GIVEN REQUEST: Find each line with the string "Depreciation" and copy it.

LISTING:
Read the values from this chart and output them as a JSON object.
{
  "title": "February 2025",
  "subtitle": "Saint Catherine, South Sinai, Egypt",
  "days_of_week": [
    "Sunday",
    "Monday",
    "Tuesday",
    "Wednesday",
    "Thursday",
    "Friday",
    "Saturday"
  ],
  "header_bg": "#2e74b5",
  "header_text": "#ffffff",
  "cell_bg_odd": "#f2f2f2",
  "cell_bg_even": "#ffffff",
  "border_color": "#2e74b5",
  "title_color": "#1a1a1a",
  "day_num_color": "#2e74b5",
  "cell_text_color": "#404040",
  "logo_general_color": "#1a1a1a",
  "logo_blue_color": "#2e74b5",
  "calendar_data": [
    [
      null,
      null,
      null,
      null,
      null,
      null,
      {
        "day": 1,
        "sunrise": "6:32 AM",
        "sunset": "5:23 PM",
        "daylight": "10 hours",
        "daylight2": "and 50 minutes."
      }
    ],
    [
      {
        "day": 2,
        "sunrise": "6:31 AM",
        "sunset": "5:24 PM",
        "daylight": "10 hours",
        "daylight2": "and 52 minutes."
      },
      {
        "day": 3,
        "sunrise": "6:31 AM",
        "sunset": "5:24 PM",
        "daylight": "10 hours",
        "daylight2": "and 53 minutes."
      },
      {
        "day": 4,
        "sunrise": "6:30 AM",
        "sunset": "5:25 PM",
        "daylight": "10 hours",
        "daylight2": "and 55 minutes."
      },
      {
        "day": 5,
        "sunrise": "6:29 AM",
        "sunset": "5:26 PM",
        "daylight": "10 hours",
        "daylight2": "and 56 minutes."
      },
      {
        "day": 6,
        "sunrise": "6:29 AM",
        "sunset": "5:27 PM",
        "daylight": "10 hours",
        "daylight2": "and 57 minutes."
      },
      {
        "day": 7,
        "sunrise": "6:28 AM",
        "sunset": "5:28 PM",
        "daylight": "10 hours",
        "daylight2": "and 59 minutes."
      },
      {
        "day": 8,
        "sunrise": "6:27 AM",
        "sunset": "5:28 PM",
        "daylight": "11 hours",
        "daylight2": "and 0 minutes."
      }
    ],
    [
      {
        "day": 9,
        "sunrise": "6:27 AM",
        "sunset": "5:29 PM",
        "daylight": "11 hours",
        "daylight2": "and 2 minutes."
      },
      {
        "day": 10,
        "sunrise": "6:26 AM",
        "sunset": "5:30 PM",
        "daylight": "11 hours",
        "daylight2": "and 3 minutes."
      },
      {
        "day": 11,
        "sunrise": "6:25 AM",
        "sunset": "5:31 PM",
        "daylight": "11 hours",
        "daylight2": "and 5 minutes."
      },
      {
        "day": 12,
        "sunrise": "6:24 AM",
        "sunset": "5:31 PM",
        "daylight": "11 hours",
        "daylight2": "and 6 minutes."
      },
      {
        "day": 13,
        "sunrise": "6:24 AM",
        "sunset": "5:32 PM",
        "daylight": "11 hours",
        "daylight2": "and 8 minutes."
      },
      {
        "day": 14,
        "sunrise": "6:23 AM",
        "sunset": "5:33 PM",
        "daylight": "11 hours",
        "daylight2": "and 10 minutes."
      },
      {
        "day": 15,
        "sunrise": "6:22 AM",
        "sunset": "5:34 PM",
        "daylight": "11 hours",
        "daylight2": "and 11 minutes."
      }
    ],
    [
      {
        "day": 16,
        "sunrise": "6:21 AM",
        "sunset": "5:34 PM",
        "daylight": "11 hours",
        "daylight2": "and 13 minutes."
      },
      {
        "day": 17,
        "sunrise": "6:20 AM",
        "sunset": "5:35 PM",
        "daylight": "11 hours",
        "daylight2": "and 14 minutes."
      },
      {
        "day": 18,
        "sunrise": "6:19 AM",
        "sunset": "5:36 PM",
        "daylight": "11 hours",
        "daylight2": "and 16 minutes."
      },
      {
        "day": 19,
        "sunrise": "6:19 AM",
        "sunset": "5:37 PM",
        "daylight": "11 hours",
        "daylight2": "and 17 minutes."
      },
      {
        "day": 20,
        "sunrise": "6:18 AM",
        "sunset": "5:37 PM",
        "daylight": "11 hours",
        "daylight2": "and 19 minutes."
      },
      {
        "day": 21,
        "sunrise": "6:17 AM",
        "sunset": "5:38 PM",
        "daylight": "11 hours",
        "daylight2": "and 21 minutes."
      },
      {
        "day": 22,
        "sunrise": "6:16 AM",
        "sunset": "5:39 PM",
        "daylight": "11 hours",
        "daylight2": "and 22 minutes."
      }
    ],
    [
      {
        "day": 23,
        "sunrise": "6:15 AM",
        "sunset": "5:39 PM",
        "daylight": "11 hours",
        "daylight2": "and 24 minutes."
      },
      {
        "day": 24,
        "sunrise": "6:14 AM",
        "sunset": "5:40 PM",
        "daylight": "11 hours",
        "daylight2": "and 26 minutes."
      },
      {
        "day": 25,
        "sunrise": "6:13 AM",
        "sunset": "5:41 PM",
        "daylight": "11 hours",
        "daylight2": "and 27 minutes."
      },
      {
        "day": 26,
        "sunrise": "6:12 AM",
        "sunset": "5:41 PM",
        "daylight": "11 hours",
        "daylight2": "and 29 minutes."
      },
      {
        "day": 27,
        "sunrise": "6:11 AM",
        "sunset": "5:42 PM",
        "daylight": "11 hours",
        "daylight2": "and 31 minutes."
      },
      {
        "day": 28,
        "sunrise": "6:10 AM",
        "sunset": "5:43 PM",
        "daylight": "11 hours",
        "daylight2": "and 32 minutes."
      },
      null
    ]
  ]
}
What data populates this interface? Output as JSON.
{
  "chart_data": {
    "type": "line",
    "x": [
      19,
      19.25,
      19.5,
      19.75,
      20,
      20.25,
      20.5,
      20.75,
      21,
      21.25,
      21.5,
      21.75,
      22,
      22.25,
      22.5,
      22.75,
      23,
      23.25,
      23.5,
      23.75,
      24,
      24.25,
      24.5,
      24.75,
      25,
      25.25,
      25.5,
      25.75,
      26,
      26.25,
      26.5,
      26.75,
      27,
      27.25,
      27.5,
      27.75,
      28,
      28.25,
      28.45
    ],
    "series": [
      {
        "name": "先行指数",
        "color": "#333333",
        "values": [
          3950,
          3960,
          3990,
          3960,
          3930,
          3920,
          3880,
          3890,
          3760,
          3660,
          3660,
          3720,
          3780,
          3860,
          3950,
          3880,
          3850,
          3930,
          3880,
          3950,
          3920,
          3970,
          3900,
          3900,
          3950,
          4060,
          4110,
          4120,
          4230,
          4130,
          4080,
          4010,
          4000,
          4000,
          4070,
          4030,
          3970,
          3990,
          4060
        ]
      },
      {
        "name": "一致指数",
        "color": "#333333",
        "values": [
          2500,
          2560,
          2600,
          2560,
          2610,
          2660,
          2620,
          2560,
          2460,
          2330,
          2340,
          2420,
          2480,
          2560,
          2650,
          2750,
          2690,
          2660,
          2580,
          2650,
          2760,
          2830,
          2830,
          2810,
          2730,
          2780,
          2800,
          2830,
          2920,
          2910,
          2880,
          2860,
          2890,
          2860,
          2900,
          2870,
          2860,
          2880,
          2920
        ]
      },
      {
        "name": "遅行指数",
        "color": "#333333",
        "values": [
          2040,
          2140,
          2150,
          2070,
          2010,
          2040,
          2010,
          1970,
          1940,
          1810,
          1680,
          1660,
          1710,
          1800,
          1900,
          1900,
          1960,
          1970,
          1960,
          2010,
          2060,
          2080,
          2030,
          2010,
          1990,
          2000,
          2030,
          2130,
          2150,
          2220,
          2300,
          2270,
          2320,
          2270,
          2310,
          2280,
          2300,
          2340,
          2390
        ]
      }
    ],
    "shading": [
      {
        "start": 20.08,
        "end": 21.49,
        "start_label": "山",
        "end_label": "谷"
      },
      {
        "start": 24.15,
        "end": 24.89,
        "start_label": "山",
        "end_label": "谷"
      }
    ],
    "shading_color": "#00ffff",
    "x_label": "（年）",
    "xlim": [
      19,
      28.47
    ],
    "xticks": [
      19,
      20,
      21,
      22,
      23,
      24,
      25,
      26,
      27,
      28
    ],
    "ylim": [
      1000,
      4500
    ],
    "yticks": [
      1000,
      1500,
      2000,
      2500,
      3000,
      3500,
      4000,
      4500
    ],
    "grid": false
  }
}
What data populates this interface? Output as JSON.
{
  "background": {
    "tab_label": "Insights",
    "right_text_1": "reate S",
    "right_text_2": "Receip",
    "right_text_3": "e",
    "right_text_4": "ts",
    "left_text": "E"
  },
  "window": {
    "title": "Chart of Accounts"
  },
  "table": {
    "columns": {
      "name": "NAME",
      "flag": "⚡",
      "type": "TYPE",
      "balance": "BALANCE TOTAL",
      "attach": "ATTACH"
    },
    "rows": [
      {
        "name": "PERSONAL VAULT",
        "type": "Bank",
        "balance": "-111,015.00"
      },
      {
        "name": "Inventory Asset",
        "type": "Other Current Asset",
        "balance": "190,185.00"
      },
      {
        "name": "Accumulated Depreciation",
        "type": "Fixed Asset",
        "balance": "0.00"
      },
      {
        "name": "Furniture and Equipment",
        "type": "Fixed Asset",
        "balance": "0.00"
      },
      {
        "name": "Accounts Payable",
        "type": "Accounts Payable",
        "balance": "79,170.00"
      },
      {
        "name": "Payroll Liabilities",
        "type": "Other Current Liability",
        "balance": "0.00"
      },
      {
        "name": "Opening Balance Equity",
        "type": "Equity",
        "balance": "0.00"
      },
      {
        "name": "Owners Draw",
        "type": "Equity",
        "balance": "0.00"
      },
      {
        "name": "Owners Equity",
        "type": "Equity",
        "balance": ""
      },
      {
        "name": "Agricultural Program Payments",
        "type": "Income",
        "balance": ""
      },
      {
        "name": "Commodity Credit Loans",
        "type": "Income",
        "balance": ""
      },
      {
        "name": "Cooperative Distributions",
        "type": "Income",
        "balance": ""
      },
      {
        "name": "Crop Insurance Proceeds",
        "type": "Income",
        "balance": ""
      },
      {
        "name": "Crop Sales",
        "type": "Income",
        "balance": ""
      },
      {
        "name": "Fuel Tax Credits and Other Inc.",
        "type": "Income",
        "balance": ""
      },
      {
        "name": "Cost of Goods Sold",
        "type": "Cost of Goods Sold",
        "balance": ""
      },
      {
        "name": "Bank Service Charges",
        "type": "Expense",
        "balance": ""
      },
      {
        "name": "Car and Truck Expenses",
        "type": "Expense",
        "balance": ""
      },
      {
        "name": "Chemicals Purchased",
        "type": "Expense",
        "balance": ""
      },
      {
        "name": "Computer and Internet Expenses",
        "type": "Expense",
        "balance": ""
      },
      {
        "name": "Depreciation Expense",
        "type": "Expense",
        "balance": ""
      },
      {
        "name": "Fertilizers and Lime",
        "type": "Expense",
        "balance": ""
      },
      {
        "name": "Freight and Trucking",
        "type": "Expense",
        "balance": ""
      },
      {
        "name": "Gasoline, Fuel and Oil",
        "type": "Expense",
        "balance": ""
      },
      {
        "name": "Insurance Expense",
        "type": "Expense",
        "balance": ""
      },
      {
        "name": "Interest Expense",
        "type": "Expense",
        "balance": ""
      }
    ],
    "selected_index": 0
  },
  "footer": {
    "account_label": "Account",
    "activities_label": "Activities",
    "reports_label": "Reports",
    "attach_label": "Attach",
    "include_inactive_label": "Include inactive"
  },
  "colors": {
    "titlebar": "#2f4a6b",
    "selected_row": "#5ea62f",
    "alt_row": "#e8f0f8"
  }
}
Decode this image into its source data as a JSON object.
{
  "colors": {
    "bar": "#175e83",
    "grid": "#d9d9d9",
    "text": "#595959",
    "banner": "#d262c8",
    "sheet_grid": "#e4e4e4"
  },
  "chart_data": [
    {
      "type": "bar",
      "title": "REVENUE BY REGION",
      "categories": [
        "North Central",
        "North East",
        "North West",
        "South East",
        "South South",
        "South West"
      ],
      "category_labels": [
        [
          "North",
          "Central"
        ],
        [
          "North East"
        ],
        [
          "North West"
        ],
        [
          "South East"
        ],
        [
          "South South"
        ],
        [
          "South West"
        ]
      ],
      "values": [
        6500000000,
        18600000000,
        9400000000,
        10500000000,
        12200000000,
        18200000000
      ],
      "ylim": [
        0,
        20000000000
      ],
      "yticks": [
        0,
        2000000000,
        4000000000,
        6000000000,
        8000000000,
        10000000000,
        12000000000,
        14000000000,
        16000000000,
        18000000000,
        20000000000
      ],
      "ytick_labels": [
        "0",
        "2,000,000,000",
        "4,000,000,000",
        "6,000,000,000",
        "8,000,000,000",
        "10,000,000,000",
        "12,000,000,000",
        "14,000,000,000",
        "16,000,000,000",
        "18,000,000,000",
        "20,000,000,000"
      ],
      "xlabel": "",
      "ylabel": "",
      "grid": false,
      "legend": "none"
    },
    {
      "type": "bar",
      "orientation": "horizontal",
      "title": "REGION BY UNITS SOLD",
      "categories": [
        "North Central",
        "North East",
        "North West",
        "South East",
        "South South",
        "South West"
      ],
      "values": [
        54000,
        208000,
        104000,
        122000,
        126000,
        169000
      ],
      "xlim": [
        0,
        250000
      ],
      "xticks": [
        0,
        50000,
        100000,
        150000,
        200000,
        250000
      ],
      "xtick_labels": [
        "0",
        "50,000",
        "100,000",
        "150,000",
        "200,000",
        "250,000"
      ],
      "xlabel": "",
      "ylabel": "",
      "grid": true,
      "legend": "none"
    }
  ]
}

SOLUTION TO THIS EXERCISE:
        "name": "Accumulated Depreciation",
        "name": "Depreciation Expense",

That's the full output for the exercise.